## REQUIRED TASK
Each entry must be reproduced precisely as it stands.

## ENTRIES
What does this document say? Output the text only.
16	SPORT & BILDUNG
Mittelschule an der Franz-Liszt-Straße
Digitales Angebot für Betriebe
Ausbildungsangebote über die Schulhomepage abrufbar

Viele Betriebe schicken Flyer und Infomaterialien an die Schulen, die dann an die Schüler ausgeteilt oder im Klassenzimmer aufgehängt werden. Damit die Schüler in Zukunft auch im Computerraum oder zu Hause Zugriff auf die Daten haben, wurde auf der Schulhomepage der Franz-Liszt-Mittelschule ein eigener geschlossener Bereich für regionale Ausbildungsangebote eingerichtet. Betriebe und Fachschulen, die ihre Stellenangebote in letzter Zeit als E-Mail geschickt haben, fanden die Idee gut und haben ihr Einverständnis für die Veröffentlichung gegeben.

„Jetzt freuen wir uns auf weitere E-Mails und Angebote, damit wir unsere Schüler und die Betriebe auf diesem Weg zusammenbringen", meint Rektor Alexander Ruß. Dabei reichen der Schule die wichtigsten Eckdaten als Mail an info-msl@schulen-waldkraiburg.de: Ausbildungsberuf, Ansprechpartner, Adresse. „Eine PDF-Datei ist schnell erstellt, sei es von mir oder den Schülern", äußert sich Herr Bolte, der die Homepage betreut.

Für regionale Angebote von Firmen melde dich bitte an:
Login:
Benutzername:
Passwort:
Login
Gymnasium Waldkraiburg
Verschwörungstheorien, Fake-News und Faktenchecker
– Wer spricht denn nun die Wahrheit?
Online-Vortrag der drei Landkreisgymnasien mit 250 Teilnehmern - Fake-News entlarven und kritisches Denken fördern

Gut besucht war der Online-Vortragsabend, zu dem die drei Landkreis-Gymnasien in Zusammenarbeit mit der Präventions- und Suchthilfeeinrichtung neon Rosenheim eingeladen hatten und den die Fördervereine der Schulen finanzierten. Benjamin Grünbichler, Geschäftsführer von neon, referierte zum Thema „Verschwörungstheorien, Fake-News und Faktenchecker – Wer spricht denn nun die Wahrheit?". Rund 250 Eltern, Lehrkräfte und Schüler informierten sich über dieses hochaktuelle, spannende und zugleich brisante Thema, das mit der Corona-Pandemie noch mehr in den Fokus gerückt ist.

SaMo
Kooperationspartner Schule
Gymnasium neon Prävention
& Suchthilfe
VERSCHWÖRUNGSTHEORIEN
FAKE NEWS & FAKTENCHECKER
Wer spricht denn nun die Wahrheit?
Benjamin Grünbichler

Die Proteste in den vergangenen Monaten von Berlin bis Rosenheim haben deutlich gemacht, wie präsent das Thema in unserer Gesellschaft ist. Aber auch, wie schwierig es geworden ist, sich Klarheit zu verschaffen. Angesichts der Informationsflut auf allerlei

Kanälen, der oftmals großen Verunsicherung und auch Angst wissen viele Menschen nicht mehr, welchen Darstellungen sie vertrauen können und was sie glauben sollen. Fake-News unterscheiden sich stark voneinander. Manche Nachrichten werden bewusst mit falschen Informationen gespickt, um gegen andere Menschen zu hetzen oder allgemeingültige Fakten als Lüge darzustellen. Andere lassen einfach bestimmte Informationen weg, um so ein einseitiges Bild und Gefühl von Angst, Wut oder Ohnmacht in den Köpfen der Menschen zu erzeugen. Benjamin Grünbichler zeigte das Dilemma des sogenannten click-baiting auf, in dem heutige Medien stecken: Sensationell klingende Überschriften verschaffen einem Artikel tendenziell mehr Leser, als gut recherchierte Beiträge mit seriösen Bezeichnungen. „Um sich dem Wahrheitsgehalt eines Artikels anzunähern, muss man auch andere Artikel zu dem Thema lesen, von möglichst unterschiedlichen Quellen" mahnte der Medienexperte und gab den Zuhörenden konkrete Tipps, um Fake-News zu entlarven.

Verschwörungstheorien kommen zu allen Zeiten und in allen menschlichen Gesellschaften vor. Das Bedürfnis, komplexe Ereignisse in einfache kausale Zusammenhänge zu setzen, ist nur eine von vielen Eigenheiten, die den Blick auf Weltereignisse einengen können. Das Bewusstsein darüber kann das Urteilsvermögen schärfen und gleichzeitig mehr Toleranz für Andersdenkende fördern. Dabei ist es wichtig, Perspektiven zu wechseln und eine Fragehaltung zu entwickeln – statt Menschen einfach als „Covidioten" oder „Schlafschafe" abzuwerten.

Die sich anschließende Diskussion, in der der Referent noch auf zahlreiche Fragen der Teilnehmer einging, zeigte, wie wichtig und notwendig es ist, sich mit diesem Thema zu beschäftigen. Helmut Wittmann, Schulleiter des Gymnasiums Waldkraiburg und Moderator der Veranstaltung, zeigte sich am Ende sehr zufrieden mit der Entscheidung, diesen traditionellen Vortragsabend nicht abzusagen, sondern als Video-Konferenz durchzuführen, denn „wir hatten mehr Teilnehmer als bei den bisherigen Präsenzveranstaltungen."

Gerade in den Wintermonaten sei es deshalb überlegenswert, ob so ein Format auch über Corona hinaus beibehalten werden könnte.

## SOLUTION
What does this document say? Output the text only.
16	SPORT & BILDUNG
Mittelschule an der Franz-Liszt-Straße
Digitales Angebot für Betriebe
Ausbildungsangebote über die Schulhomepage abrufbar

Viele Betriebe schicken Flyer und Infomaterialien an die Schulen, die dann an die Schüler ausgeteilt oder im Klassenzimmer aufgehängt werden. Damit die Schüler in Zukunft auch im Computerraum oder zu Hause Zugriff auf die Daten haben, wurde auf der Schulhomepage der Franz-Liszt-Mittelschule ein eigener geschlossener Bereich für regionale Ausbildungsangebote eingerichtet. Betriebe und Fachschulen, die ihre Stellenangebote in letzter Zeit als E-Mail geschickt haben, fanden die Idee gut und haben ihr Einverständnis für die Veröffentlichung gegeben.

„Jetzt freuen wir uns auf weitere E-Mails und Angebote, damit wir unsere Schüler und die Betriebe auf diesem Weg zusammenbringen", meint Rektor Alexander Ruß. Dabei reichen der Schule die wichtigsten Eckdaten als Mail an info-msl@schulen-waldkraiburg.de: Ausbildungsberuf, Ansprechpartner, Adresse. „Eine PDF-Datei ist schnell erstellt, sei es von mir oder den Schülern", äußert sich Herr Bolte, der die Homepage betreut.

Für regionale Angebote von Firmen melde dich bitte an:
Login:
Benutzername:
Passwort:
Login
Gymnasium Waldkraiburg
Verschwörungstheorien, Fake-News und Faktenchecker
– Wer spricht denn nun die Wahrheit?
Online-Vortrag der drei Landkreisgymnasien mit 250 Teilnehmern - Fake-News entlarven und kritisches Denken fördern

Gut besucht war der Online-Vortragsabend, zu dem die drei Landkreis-Gymnasien in Zusammenarbeit mit der Präventions- und Suchthilfeeinrichtung neon Rosenheim eingeladen hatten und den die Fördervereine der Schulen finanzierten. Benjamin Grünbichler, Geschäftsführer von neon, referierte zum Thema „Verschwörungstheorien, Fake-News und Faktenchecker – Wer spricht denn nun die Wahrheit?". Rund 250 Eltern, Lehrkräfte und Schüler informierten sich über dieses hochaktuelle, spannende und zugleich brisante Thema, das mit der Corona-Pandemie noch mehr in den Fokus gerückt ist.

SaMo
Kooperationspartner Schule
Gymnasium neon Prävention
& Suchthilfe
VERSCHWÖRUNGSTHEORIEN
FAKE NEWS & FAKTENCHECKER
Wer spricht denn nun die Wahrheit?
Benjamin Grünbichler

Die Proteste in den vergangenen Monaten von Berlin bis Rosenheim haben deutlich gemacht, wie präsent das Thema in unserer Gesellschaft ist. Aber auch, wie schwierig es geworden ist, sich Klarheit zu verschaffen. Angesichts der Informationsflut auf allerlei

Kanälen, der oftmals großen Verunsicherung und auch Angst wissen viele Menschen nicht mehr, welchen Darstellungen sie vertrauen können und was sie glauben sollen. Fake-News unterscheiden sich stark voneinander. Manche Nachrichten werden bewusst mit falschen Informationen gespickt, um gegen andere Menschen zu hetzen oder allgemeingültige Fakten als Lüge darzustellen. Andere lassen einfach bestimmte Informationen weg, um so ein einseitiges Bild und Gefühl von Angst, Wut oder Ohnmacht in den Köpfen der Menschen zu erzeugen. Benjamin Grünbichler zeigte das Dilemma des sogenannten click-baiting auf, in dem heutige Medien stecken: Sensationell klingende Überschriften verschaffen einem Artikel tendenziell mehr Leser, als gut recherchierte Beiträge mit seriösen Bezeichnungen. „Um sich dem Wahrheitsgehalt eines Artikels anzunähern, muss man auch andere Artikel zu dem Thema lesen, von möglichst unterschiedlichen Quellen" mahnte der Medienexperte und gab den Zuhörenden konkrete Tipps, um Fake-News zu entlarven.

Verschwörungstheorien kommen zu allen Zeiten und in allen menschlichen Gesellschaften vor. Das Bedürfnis, komplexe Ereignisse in einfache kausale Zusammenhänge zu setzen, ist nur eine von vielen Eigenheiten, die den Blick auf Weltereignisse einengen können. Das Bewusstsein darüber kann das Urteilsvermögen schärfen und gleichzeitig mehr Toleranz für Andersdenkende fördern. Dabei ist es wichtig, Perspektiven zu wechseln und eine Fragehaltung zu entwickeln – statt Menschen einfach als „Covidioten" oder „Schlafschafe" abzuwerten.

Die sich anschließende Diskussion, in der der Referent noch auf zahlreiche Fragen der Teilnehmer einging, zeigte, wie wichtig und notwendig es ist, sich mit diesem Thema zu beschäftigen. Helmut Wittmann, Schulleiter des Gymnasiums Waldkraiburg und Moderator der Veranstaltung, zeigte sich am Ende sehr zufrieden mit der Entscheidung, diesen traditionellen Vortragsabend nicht abzusagen, sondern als Video-Konferenz durchzuführen, denn „wir hatten mehr Teilnehmer als bei den bisherigen Präsenzveranstaltungen."

Gerade in den Wintermonaten sei es deshalb überlegenswert, ob so ein Format auch über Corona hinaus beibehalten werden könnte.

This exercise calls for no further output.